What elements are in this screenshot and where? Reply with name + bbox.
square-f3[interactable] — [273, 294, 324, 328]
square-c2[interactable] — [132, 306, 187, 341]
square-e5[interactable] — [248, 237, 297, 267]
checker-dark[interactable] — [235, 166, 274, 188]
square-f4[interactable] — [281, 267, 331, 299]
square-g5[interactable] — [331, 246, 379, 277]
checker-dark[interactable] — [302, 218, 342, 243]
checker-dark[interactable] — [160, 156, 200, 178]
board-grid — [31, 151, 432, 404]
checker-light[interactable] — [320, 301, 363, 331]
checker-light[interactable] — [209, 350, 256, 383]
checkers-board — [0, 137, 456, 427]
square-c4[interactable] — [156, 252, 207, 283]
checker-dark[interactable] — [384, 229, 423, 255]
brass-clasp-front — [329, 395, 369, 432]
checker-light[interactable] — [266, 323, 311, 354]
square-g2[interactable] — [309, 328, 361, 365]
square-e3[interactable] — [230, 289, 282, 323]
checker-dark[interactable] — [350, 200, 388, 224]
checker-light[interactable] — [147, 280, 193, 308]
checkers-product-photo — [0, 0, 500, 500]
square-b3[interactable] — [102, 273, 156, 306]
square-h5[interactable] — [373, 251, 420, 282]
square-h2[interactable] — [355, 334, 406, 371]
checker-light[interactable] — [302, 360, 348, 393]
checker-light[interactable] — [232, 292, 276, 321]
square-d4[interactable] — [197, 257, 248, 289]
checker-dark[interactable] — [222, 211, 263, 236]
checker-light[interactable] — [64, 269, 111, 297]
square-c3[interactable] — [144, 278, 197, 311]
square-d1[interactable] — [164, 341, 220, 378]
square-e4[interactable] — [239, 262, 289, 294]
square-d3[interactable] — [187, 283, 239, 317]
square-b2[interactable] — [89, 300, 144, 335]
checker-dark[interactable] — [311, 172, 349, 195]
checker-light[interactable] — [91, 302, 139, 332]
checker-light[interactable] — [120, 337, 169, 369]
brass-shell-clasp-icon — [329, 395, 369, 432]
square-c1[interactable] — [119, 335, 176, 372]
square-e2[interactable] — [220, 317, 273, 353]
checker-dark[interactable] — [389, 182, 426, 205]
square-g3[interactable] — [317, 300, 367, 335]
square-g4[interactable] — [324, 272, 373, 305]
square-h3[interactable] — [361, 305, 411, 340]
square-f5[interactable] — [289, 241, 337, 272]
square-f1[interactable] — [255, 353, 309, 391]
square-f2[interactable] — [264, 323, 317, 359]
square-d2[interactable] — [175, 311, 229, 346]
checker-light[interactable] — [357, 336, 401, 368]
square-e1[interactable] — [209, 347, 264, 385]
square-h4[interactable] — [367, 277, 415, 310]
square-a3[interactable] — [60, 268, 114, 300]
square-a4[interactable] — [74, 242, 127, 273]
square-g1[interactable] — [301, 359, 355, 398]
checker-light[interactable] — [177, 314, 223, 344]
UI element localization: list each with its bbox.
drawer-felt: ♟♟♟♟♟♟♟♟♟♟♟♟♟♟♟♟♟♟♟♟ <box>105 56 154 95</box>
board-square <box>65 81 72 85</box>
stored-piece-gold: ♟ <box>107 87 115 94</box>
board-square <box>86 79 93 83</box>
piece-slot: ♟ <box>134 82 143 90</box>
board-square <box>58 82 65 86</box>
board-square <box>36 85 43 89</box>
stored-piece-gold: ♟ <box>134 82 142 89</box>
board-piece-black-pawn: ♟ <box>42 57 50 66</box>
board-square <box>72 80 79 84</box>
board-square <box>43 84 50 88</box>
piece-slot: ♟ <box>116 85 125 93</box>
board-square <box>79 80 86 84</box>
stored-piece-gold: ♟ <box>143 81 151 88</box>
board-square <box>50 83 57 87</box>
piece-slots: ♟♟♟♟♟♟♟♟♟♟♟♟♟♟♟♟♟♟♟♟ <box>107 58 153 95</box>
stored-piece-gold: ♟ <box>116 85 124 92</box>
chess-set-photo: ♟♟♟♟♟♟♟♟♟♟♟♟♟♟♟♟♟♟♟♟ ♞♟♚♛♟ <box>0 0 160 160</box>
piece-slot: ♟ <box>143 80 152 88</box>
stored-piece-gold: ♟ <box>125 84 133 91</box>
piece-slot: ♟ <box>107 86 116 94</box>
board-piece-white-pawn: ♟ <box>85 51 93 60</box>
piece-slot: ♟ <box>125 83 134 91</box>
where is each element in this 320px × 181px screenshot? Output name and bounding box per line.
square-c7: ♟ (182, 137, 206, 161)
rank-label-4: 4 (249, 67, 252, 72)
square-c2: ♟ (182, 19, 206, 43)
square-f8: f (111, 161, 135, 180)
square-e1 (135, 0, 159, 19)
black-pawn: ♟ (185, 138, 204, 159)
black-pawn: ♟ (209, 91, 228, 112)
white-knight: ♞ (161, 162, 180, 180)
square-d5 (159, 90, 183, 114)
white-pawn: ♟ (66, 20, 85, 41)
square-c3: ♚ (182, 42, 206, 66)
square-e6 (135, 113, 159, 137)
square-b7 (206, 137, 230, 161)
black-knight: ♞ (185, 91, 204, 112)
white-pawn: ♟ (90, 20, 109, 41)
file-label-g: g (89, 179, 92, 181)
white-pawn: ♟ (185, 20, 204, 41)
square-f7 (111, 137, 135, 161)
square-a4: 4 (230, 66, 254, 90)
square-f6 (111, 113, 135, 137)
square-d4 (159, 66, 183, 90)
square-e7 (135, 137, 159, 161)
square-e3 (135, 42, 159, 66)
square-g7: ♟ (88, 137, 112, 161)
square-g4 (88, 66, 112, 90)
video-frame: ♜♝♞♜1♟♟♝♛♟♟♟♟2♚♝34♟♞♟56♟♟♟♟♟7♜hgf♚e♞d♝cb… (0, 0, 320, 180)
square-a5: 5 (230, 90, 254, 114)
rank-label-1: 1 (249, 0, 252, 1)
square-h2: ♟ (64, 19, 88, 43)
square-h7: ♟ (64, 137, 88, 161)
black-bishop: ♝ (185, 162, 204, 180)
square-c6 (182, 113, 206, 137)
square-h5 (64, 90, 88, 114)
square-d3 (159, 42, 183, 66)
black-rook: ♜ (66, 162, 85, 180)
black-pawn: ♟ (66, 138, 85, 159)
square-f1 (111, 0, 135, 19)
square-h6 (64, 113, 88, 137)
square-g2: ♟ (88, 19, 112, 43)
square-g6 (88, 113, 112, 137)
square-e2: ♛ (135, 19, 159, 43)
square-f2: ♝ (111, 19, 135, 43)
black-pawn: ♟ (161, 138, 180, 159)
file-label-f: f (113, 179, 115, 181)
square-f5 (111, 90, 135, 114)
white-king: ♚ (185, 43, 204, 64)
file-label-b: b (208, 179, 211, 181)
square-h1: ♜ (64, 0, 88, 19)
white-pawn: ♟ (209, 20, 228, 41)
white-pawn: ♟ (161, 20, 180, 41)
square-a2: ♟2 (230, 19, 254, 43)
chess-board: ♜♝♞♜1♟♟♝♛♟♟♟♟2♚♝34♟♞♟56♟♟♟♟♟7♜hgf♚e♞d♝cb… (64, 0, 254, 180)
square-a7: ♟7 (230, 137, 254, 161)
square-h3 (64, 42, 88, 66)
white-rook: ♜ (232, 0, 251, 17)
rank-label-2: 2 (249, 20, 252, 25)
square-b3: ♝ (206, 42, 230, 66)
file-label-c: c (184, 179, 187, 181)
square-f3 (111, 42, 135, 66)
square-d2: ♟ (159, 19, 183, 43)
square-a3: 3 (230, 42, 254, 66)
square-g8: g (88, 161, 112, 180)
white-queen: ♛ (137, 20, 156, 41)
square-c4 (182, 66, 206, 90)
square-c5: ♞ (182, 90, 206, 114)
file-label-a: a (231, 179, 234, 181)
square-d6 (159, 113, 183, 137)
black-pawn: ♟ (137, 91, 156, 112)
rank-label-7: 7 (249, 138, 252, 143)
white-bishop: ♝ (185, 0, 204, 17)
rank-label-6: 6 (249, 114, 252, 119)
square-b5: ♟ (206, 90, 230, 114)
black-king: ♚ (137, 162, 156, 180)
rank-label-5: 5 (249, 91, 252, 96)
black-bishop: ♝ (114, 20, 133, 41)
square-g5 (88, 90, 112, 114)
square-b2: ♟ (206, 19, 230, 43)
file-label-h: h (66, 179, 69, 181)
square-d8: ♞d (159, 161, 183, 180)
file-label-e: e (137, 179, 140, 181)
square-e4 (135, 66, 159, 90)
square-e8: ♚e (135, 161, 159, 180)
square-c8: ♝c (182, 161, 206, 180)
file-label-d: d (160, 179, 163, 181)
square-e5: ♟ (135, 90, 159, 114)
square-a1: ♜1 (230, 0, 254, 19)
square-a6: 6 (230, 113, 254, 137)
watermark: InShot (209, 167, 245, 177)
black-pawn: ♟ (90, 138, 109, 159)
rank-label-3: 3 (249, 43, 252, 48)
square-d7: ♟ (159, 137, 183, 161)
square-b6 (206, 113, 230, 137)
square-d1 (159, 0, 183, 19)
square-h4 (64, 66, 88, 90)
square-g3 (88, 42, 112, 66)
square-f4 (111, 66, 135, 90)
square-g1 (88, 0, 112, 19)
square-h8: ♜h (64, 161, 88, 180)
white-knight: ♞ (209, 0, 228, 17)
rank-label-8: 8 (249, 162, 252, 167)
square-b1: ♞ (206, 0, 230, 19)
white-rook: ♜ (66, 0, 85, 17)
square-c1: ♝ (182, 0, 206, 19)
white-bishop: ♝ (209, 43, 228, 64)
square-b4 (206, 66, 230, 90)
◇ ◇ ◇ ◇ ◇ ◇ ◇
_STATED EXERCISE:_
Quote the stretch of items from the start of the records through the line containing "checker-dark[interactable] — [222, 211, 263, 236]", repeating each line exactly.

_RESULT:_
What elements are in this screenshot and where? Reply with name + bbox.
square-f3[interactable] — [273, 294, 324, 328]
square-c2[interactable] — [132, 306, 187, 341]
square-e5[interactable] — [248, 237, 297, 267]
checker-dark[interactable] — [235, 166, 274, 188]
square-f4[interactable] — [281, 267, 331, 299]
square-g5[interactable] — [331, 246, 379, 277]
checker-dark[interactable] — [302, 218, 342, 243]
checker-dark[interactable] — [160, 156, 200, 178]
board-grid — [31, 151, 432, 404]
checker-light[interactable] — [320, 301, 363, 331]
checker-light[interactable] — [209, 350, 256, 383]
checkers-board — [0, 137, 456, 427]
square-c4[interactable] — [156, 252, 207, 283]
checker-dark[interactable] — [384, 229, 423, 255]
brass-clasp-front — [329, 395, 369, 432]
checker-light[interactable] — [266, 323, 311, 354]
square-g2[interactable] — [309, 328, 361, 365]
square-e3[interactable] — [230, 289, 282, 323]
checker-dark[interactable] — [350, 200, 388, 224]
checker-light[interactable] — [147, 280, 193, 308]
checkers-product-photo — [0, 0, 500, 500]
square-b3[interactable] — [102, 273, 156, 306]
square-h5[interactable] — [373, 251, 420, 282]
square-h2[interactable] — [355, 334, 406, 371]
checker-light[interactable] — [302, 360, 348, 393]
checker-light[interactable] — [232, 292, 276, 321]
square-d4[interactable] — [197, 257, 248, 289]
checker-dark[interactable] — [222, 211, 263, 236]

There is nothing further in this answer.